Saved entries

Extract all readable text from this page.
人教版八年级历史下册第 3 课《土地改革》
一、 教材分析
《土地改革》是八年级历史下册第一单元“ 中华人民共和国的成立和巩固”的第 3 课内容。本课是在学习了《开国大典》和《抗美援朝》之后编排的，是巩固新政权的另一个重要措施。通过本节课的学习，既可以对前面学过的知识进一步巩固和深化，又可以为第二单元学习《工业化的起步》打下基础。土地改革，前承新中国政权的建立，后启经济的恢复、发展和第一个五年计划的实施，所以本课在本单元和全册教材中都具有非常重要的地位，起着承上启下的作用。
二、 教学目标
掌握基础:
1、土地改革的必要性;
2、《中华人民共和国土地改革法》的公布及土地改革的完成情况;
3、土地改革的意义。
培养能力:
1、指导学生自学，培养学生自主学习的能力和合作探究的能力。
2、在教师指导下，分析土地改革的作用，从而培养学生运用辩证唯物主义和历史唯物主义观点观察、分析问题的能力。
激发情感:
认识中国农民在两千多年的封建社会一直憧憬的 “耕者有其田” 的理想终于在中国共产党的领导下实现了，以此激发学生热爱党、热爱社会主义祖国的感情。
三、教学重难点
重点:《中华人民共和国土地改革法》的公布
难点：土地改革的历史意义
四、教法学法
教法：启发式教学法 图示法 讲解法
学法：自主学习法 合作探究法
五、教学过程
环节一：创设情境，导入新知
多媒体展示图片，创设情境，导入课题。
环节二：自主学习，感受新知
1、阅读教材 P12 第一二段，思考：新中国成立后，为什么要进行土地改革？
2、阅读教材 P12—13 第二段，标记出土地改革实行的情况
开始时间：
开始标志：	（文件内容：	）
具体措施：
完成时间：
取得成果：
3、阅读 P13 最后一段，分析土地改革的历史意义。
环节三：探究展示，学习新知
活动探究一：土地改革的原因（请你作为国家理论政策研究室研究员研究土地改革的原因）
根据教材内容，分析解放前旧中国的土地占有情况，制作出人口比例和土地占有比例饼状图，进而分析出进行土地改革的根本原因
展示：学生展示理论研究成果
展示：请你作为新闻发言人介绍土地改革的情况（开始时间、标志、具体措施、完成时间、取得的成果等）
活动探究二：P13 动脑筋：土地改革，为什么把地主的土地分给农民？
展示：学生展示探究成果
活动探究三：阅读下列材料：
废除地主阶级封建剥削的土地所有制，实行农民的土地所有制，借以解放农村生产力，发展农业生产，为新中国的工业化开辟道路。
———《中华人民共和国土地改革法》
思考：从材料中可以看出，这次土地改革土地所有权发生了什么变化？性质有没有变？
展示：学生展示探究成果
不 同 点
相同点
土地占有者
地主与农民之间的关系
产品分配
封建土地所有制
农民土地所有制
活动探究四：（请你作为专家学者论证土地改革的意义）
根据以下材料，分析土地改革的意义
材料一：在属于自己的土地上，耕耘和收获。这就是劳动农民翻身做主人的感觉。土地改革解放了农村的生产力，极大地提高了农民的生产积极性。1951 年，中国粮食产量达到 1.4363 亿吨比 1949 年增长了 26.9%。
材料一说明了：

▸ Exercise prompt:
Read the entries and pick out all lines that include the word "开始时间".

▸ Written reply:
开始时间：
展示：请你作为新闻发言人介绍土地改革的情况（开始时间、标志、具体措施、完成时间、取得的成果等）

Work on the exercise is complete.